#### Problem details:
Go through the lines below. Copy those with "catering".

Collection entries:
☆ ☆ ☆ ☆ ☆

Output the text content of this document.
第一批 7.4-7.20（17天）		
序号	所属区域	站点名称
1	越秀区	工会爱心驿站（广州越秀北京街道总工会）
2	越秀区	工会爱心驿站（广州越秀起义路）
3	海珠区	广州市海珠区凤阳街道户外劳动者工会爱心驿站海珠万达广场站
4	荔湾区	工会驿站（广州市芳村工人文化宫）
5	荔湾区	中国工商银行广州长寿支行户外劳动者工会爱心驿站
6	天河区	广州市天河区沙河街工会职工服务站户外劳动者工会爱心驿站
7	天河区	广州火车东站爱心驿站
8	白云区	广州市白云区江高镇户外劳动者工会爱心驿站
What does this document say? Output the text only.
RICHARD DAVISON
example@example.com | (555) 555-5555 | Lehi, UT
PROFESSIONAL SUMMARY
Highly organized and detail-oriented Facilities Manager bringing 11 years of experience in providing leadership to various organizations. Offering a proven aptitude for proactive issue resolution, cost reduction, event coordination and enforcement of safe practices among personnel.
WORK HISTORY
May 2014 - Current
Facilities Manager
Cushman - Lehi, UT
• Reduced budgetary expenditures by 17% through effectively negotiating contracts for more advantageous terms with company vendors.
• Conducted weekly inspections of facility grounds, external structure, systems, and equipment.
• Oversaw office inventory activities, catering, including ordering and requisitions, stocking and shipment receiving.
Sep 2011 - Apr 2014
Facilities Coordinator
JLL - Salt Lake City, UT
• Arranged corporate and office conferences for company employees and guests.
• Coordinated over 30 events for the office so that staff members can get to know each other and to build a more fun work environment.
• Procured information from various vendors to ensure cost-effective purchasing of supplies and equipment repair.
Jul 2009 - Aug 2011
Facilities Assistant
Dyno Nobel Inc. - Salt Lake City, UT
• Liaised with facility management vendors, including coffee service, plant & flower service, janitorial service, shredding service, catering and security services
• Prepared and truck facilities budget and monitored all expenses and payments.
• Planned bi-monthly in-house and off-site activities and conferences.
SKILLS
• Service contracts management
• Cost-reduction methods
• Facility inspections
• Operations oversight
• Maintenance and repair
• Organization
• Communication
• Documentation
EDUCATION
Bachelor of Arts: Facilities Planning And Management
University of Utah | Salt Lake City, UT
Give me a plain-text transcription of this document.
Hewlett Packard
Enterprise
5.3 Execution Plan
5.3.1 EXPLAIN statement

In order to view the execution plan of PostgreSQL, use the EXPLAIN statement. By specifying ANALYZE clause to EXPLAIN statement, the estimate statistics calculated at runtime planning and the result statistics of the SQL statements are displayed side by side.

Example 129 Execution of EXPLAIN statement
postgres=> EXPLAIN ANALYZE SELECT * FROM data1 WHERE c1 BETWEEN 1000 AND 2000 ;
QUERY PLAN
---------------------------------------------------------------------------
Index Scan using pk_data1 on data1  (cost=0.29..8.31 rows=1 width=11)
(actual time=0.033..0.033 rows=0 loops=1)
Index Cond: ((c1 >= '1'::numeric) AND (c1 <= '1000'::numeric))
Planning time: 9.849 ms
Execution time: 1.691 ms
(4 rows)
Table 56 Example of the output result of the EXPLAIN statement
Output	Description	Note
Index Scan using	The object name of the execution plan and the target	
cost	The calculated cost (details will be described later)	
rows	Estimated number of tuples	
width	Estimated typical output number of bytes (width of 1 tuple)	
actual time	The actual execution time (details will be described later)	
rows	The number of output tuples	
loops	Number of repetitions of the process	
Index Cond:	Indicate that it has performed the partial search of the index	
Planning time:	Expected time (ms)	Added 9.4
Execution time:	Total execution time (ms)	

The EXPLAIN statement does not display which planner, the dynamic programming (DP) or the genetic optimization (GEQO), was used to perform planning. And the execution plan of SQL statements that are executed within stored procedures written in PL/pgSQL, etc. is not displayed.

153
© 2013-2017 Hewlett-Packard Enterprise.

☆ ☆ ☆ ☆ ☆

#### Result of this exercise:
• Oversaw office inventory activities, catering, including ordering and requisitions, stocking and shipment receiving.
• Liaised with facility management vendors, including coffee service, plant & flower service, janitorial service, shredding service, catering and security services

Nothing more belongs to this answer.